──────── Exercise material ────────

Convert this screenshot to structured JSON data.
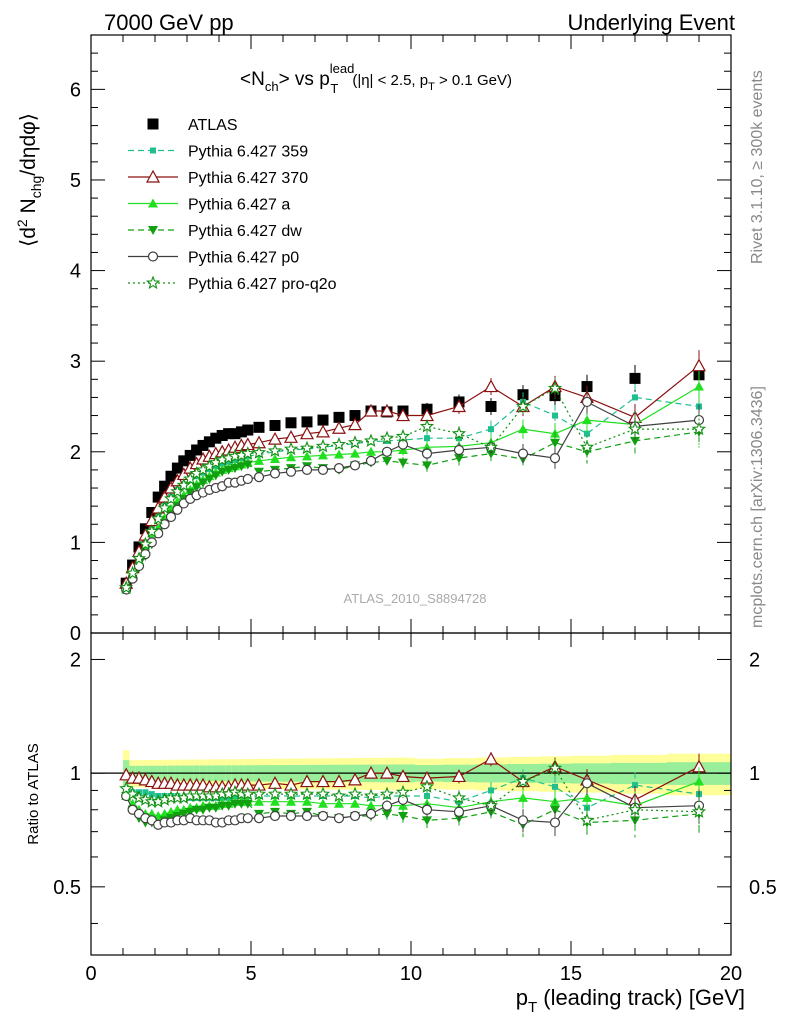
{
  "header": {
    "left": "7000 GeV pp",
    "right": "Underlying Event"
  },
  "side_labels": {
    "rivet": "Rivet 3.1.10, ≥ 300k events",
    "mcplots": "mcplots.cern.ch [arXiv:1306.3436]"
  },
  "chart_data": [
    {
      "type": "line",
      "title_parts": {
        "a": "<N",
        "a_sub": "ch",
        "b": "> vs p",
        "b_sup": "lead",
        "b_sub": "T",
        "cut1": "(|η| < 2.5, p",
        "cut_sub": "T",
        "cut2": " > 0.1 GeV)"
      },
      "ylabel_parts": {
        "a": "⟨d",
        "a_sup": "2",
        "b": " N",
        "b_sub": "chg",
        "c": "/dηdφ⟩"
      },
      "watermark": "ATLAS_2010_S8894728",
      "xlim": [
        0,
        20
      ],
      "ylim": [
        0,
        6.6
      ],
      "yticks": [
        "0",
        "1",
        "2",
        "3",
        "4",
        "5",
        "6"
      ],
      "legend_position": "top-left",
      "series": [
        {
          "name": "ATLAS",
          "color": "#000000",
          "line": "none",
          "marker": "square-filled",
          "x": [
            1.1,
            1.3,
            1.5,
            1.7,
            1.9,
            2.1,
            2.3,
            2.5,
            2.7,
            2.9,
            3.1,
            3.3,
            3.5,
            3.7,
            3.9,
            4.1,
            4.3,
            4.5,
            4.7,
            4.9,
            5.25,
            5.75,
            6.25,
            6.75,
            7.25,
            7.75,
            8.25,
            8.75,
            9.25,
            9.75,
            10.5,
            11.5,
            12.5,
            13.5,
            14.5,
            15.5,
            17,
            19
          ],
          "y": [
            0.55,
            0.75,
            0.95,
            1.15,
            1.33,
            1.5,
            1.62,
            1.73,
            1.82,
            1.9,
            1.96,
            2.02,
            2.07,
            2.11,
            2.15,
            2.18,
            2.2,
            2.2,
            2.22,
            2.24,
            2.27,
            2.29,
            2.32,
            2.33,
            2.35,
            2.38,
            2.4,
            2.45,
            2.44,
            2.45,
            2.47,
            2.55,
            2.5,
            2.63,
            2.62,
            2.72,
            2.81,
            2.85
          ]
        },
        {
          "name": "Pythia 6.427 359",
          "color": "#1fbf8f",
          "line": "dashed",
          "marker": "square-small",
          "x": [
            1.1,
            1.3,
            1.5,
            1.7,
            1.9,
            2.1,
            2.3,
            2.5,
            2.7,
            2.9,
            3.1,
            3.3,
            3.5,
            3.7,
            3.9,
            4.1,
            4.3,
            4.5,
            4.7,
            4.9,
            5.25,
            5.75,
            6.25,
            6.75,
            7.25,
            7.75,
            8.25,
            8.75,
            9.25,
            9.75,
            10.5,
            11.5,
            12.5,
            13.5,
            14.5,
            15.5,
            17,
            19
          ],
          "y": [
            0.5,
            0.68,
            0.85,
            1.02,
            1.17,
            1.3,
            1.41,
            1.5,
            1.58,
            1.64,
            1.69,
            1.73,
            1.77,
            1.81,
            1.84,
            1.87,
            1.89,
            1.91,
            1.93,
            1.95,
            1.97,
            2.0,
            2.02,
            2.03,
            2.05,
            2.07,
            2.09,
            2.11,
            2.12,
            2.13,
            2.15,
            2.15,
            2.25,
            2.55,
            2.4,
            2.2,
            2.6,
            2.5
          ]
        },
        {
          "name": "Pythia 6.427 370",
          "color": "#8b1010",
          "line": "solid",
          "marker": "triangle-open",
          "x": [
            1.1,
            1.3,
            1.5,
            1.7,
            1.9,
            2.1,
            2.3,
            2.5,
            2.7,
            2.9,
            3.1,
            3.3,
            3.5,
            3.7,
            3.9,
            4.1,
            4.3,
            4.5,
            4.7,
            4.9,
            5.25,
            5.75,
            6.25,
            6.75,
            7.25,
            7.75,
            8.25,
            8.75,
            9.25,
            9.75,
            10.5,
            11.5,
            12.5,
            13.5,
            14.5,
            15.5,
            17,
            19
          ],
          "y": [
            0.55,
            0.72,
            0.9,
            1.08,
            1.24,
            1.38,
            1.5,
            1.6,
            1.68,
            1.75,
            1.82,
            1.87,
            1.92,
            1.95,
            1.98,
            2.0,
            2.02,
            2.05,
            2.07,
            2.08,
            2.1,
            2.14,
            2.16,
            2.2,
            2.22,
            2.26,
            2.3,
            2.45,
            2.45,
            2.4,
            2.4,
            2.5,
            2.72,
            2.5,
            2.72,
            2.6,
            2.38,
            2.95
          ]
        },
        {
          "name": "Pythia 6.427 a",
          "color": "#20e020",
          "line": "solid",
          "marker": "triangle-filled",
          "x": [
            1.1,
            1.3,
            1.5,
            1.7,
            1.9,
            2.1,
            2.3,
            2.5,
            2.7,
            2.9,
            3.1,
            3.3,
            3.5,
            3.7,
            3.9,
            4.1,
            4.3,
            4.5,
            4.7,
            4.9,
            5.25,
            5.75,
            6.25,
            6.75,
            7.25,
            7.75,
            8.25,
            8.75,
            9.25,
            9.75,
            10.5,
            11.5,
            12.5,
            13.5,
            14.5,
            15.5,
            17,
            19
          ],
          "y": [
            0.48,
            0.62,
            0.76,
            0.9,
            1.04,
            1.16,
            1.27,
            1.37,
            1.45,
            1.52,
            1.58,
            1.64,
            1.69,
            1.73,
            1.77,
            1.8,
            1.82,
            1.84,
            1.86,
            1.88,
            1.9,
            1.92,
            1.94,
            1.95,
            1.96,
            1.97,
            1.98,
            2.0,
            2.0,
            2.02,
            2.05,
            2.06,
            2.1,
            2.25,
            2.2,
            2.35,
            2.3,
            2.72
          ]
        },
        {
          "name": "Pythia 6.427 dw",
          "color": "#10a010",
          "line": "dashed",
          "marker": "triangle-down-filled",
          "x": [
            1.1,
            1.3,
            1.5,
            1.7,
            1.9,
            2.1,
            2.3,
            2.5,
            2.7,
            2.9,
            3.1,
            3.3,
            3.5,
            3.7,
            3.9,
            4.1,
            4.3,
            4.5,
            4.7,
            4.9,
            5.25,
            5.75,
            6.25,
            6.75,
            7.25,
            7.75,
            8.25,
            8.75,
            9.25,
            9.75,
            10.5,
            11.5,
            12.5,
            13.5,
            14.5,
            15.5,
            17,
            19
          ],
          "y": [
            0.48,
            0.6,
            0.72,
            0.85,
            0.98,
            1.1,
            1.21,
            1.31,
            1.4,
            1.48,
            1.55,
            1.61,
            1.66,
            1.7,
            1.74,
            1.78,
            1.8,
            1.82,
            1.84,
            1.86,
            1.78,
            1.8,
            1.82,
            1.84,
            1.82,
            1.8,
            1.85,
            1.88,
            1.9,
            1.88,
            1.85,
            1.93,
            1.98,
            1.92,
            2.1,
            2.0,
            2.12,
            2.22
          ]
        },
        {
          "name": "Pythia 6.427 p0",
          "color": "#404040",
          "line": "solid",
          "marker": "circle-open",
          "x": [
            1.1,
            1.3,
            1.5,
            1.7,
            1.9,
            2.1,
            2.3,
            2.5,
            2.7,
            2.9,
            3.1,
            3.3,
            3.5,
            3.7,
            3.9,
            4.1,
            4.3,
            4.5,
            4.7,
            4.9,
            5.25,
            5.75,
            6.25,
            6.75,
            7.25,
            7.75,
            8.25,
            8.75,
            9.25,
            9.75,
            10.5,
            11.5,
            12.5,
            13.5,
            14.5,
            15.5,
            17,
            19
          ],
          "y": [
            0.48,
            0.6,
            0.74,
            0.87,
            1.0,
            1.1,
            1.2,
            1.28,
            1.36,
            1.43,
            1.48,
            1.52,
            1.55,
            1.58,
            1.6,
            1.62,
            1.66,
            1.66,
            1.68,
            1.7,
            1.72,
            1.76,
            1.78,
            1.8,
            1.8,
            1.82,
            1.85,
            1.9,
            2.0,
            2.08,
            1.98,
            2.02,
            2.05,
            1.98,
            1.93,
            2.55,
            2.28,
            2.35
          ]
        },
        {
          "name": "Pythia 6.427 pro-q2o",
          "color": "#109010",
          "line": "dotted",
          "marker": "star-open",
          "x": [
            1.1,
            1.3,
            1.5,
            1.7,
            1.9,
            2.1,
            2.3,
            2.5,
            2.7,
            2.9,
            3.1,
            3.3,
            3.5,
            3.7,
            3.9,
            4.1,
            4.3,
            4.5,
            4.7,
            4.9,
            5.25,
            5.75,
            6.25,
            6.75,
            7.25,
            7.75,
            8.25,
            8.75,
            9.25,
            9.75,
            10.5,
            11.5,
            12.5,
            13.5,
            14.5,
            15.5,
            17,
            19
          ],
          "y": [
            0.5,
            0.66,
            0.82,
            0.98,
            1.12,
            1.26,
            1.38,
            1.48,
            1.56,
            1.63,
            1.7,
            1.76,
            1.8,
            1.84,
            1.88,
            1.91,
            1.93,
            1.95,
            1.96,
            1.98,
            1.99,
            2.01,
            2.03,
            2.04,
            2.06,
            2.08,
            2.1,
            2.12,
            2.15,
            2.17,
            2.28,
            2.2,
            2.05,
            2.5,
            2.7,
            2.05,
            2.25,
            2.25
          ]
        }
      ]
    },
    {
      "type": "line",
      "ylabel": "Ratio to ATLAS",
      "xlabel_parts": {
        "a": "p",
        "a_sub": "T",
        "b": " (leading track) [GeV]"
      },
      "xlim": [
        0,
        20
      ],
      "ylim": [
        0.33,
        2.35
      ],
      "xticks": [
        "0",
        "5",
        "10",
        "15",
        "20"
      ],
      "yticks": [
        "0.5",
        "1",
        "2"
      ],
      "reference_line": 1,
      "series_ratio": [
        {
          "name": "Pythia 6.427 359",
          "y": [
            0.91,
            0.89,
            0.89,
            0.89,
            0.88,
            0.87,
            0.87,
            0.87,
            0.87,
            0.86,
            0.86,
            0.86,
            0.86,
            0.86,
            0.86,
            0.86,
            0.86,
            0.87,
            0.87,
            0.87,
            0.87,
            0.87,
            0.87,
            0.87,
            0.87,
            0.87,
            0.87,
            0.86,
            0.87,
            0.87,
            0.87,
            0.84,
            0.9,
            0.97,
            0.92,
            0.81,
            0.93,
            0.88
          ]
        },
        {
          "name": "Pythia 6.427 370",
          "y": [
            0.99,
            0.97,
            0.97,
            0.96,
            0.95,
            0.94,
            0.94,
            0.94,
            0.93,
            0.93,
            0.93,
            0.93,
            0.93,
            0.92,
            0.92,
            0.92,
            0.92,
            0.93,
            0.93,
            0.93,
            0.93,
            0.94,
            0.93,
            0.95,
            0.95,
            0.95,
            0.96,
            1.0,
            1.0,
            0.98,
            0.97,
            0.98,
            1.09,
            0.95,
            1.04,
            0.96,
            0.85,
            1.04
          ]
        },
        {
          "name": "Pythia 6.427 a",
          "y": [
            0.87,
            0.83,
            0.8,
            0.78,
            0.78,
            0.77,
            0.78,
            0.79,
            0.8,
            0.8,
            0.81,
            0.81,
            0.82,
            0.82,
            0.82,
            0.83,
            0.83,
            0.84,
            0.84,
            0.84,
            0.84,
            0.84,
            0.84,
            0.84,
            0.83,
            0.83,
            0.83,
            0.82,
            0.82,
            0.82,
            0.83,
            0.81,
            0.84,
            0.86,
            0.84,
            0.86,
            0.82,
            0.95
          ]
        },
        {
          "name": "Pythia 6.427 dw",
          "y": [
            0.87,
            0.8,
            0.76,
            0.74,
            0.74,
            0.73,
            0.75,
            0.76,
            0.77,
            0.78,
            0.79,
            0.8,
            0.8,
            0.81,
            0.81,
            0.82,
            0.82,
            0.83,
            0.83,
            0.83,
            0.78,
            0.79,
            0.78,
            0.79,
            0.77,
            0.76,
            0.77,
            0.77,
            0.78,
            0.77,
            0.75,
            0.76,
            0.79,
            0.73,
            0.8,
            0.74,
            0.75,
            0.78
          ]
        },
        {
          "name": "Pythia 6.427 p0",
          "y": [
            0.87,
            0.8,
            0.78,
            0.76,
            0.75,
            0.73,
            0.74,
            0.74,
            0.75,
            0.75,
            0.76,
            0.75,
            0.75,
            0.75,
            0.74,
            0.74,
            0.75,
            0.75,
            0.76,
            0.76,
            0.76,
            0.77,
            0.77,
            0.77,
            0.77,
            0.76,
            0.77,
            0.78,
            0.82,
            0.85,
            0.8,
            0.79,
            0.82,
            0.75,
            0.74,
            0.94,
            0.81,
            0.82
          ]
        },
        {
          "name": "Pythia 6.427 pro-q2o",
          "y": [
            0.91,
            0.88,
            0.86,
            0.85,
            0.84,
            0.84,
            0.85,
            0.86,
            0.86,
            0.86,
            0.87,
            0.87,
            0.87,
            0.87,
            0.87,
            0.88,
            0.88,
            0.89,
            0.88,
            0.88,
            0.88,
            0.88,
            0.88,
            0.88,
            0.88,
            0.87,
            0.88,
            0.87,
            0.88,
            0.89,
            0.92,
            0.86,
            0.82,
            0.95,
            1.03,
            0.75,
            0.8,
            0.79
          ]
        }
      ],
      "uncertainty_bands": {
        "outer": "#ffff99",
        "inner": "#99ee99"
      }
    }
  ]
}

────────

### Required work
Pick every line with "left" in it and copy it.

### Response to this exercise
    "left": "7000 GeV pp",
      "legend_position": "top-left",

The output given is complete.